= Problem to solve =
Pictures do not belong in the copy; quote every entry below exactly.

= Recorded data =

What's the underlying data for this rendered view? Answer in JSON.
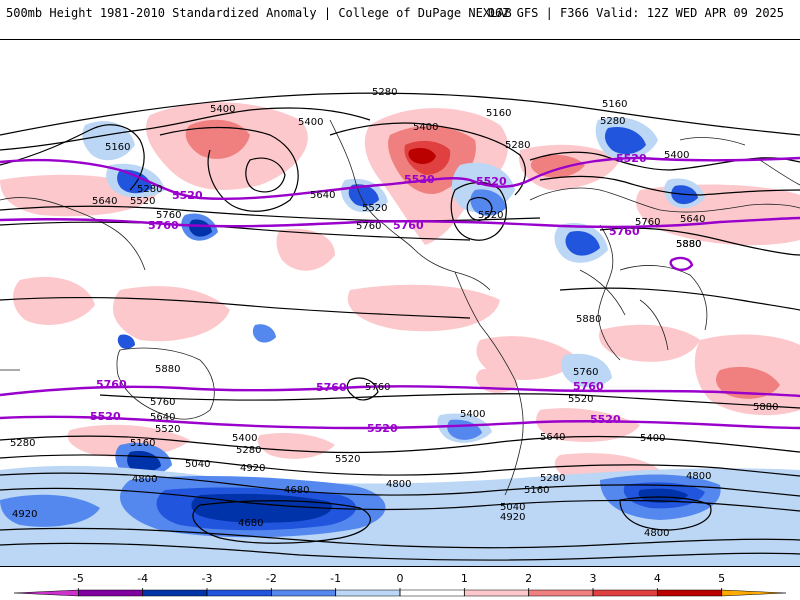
{
  "header": {
    "left_title": "500mb Height 1981-2010 Standardized Anomaly | College of DuPage NEXLAB",
    "right_title": "06Z GFS | F366 Valid: 12Z WED APR 09 2025"
  },
  "contour_labels_black": [
    "5280",
    "5160",
    "5400",
    "5400",
    "5160",
    "5280",
    "5400",
    "5160",
    "5280",
    "5640",
    "5280",
    "5520",
    "5400",
    "5640",
    "5760",
    "5520",
    "5640",
    "5520",
    "5760",
    "5760",
    "5880",
    "5880",
    "5880",
    "5760",
    "5760",
    "5400",
    "5280",
    "5400",
    "5640",
    "5520",
    "5520",
    "5280",
    "5160",
    "5040",
    "4920",
    "4800",
    "4680",
    "4680",
    "4800",
    "4920",
    "5040",
    "5160",
    "5280",
    "5640",
    "5880",
    "5520",
    "5400",
    "4800",
    "4920",
    "4800",
    "5760",
    "5880"
  ],
  "contour_labels_purple": [
    "5520",
    "5520",
    "5760",
    "5760",
    "5760",
    "5520",
    "5760",
    "5760",
    "5520",
    "5760",
    "5520",
    "5520",
    "5520"
  ],
  "colorbar": {
    "ticks": [
      "-5",
      "-4",
      "-3",
      "-2",
      "-1",
      "0",
      "1",
      "2",
      "3",
      "4",
      "5"
    ],
    "colors": [
      "#cc33cc",
      "#8000a0",
      "#0033aa",
      "#2255dd",
      "#5588ee",
      "#bbd7f5",
      "#ffffff",
      "#fcc8cc",
      "#f08080",
      "#e04040",
      "#bb0000",
      "#ffaa00"
    ]
  }
}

= Response to the exercise =
What's the underlying data for this rendered view? Answer in JSON.
{
  "header": {
    "left_title": "500mb Height 1981-2010 Standardized Anomaly | College of DuPage NEXLAB",
    "right_title": "06Z GFS | F366 Valid: 12Z WED APR 09 2025"
  },
  "contour_labels_black": [
    "5280",
    "5160",
    "5400",
    "5400",
    "5160",
    "5280",
    "5400",
    "5160",
    "5280",
    "5640",
    "5280",
    "5520",
    "5400",
    "5640",
    "5760",
    "5520",
    "5640",
    "5520",
    "5760",
    "5760",
    "5880",
    "5880",
    "5880",
    "5760",
    "5760",
    "5400",
    "5280",
    "5400",
    "5640",
    "5520",
    "5520",
    "5280",
    "5160",
    "5040",
    "4920",
    "4800",
    "4680",
    "4680",
    "4800",
    "4920",
    "5040",
    "5160",
    "5280",
    "5640",
    "5880",
    "5520",
    "5400",
    "4800",
    "4920",
    "4800",
    "5760",
    "5880"
  ],
  "contour_labels_purple": [
    "5520",
    "5520",
    "5760",
    "5760",
    "5760",
    "5520",
    "5760",
    "5760",
    "5520",
    "5760",
    "5520",
    "5520",
    "5520"
  ],
  "colorbar": {
    "ticks": [
      "-5",
      "-4",
      "-3",
      "-2",
      "-1",
      "0",
      "1",
      "2",
      "3",
      "4",
      "5"
    ],
    "colors": [
      "#cc33cc",
      "#8000a0",
      "#0033aa",
      "#2255dd",
      "#5588ee",
      "#bbd7f5",
      "#ffffff",
      "#fcc8cc",
      "#f08080",
      "#e04040",
      "#bb0000",
      "#ffaa00"
    ]
  }
}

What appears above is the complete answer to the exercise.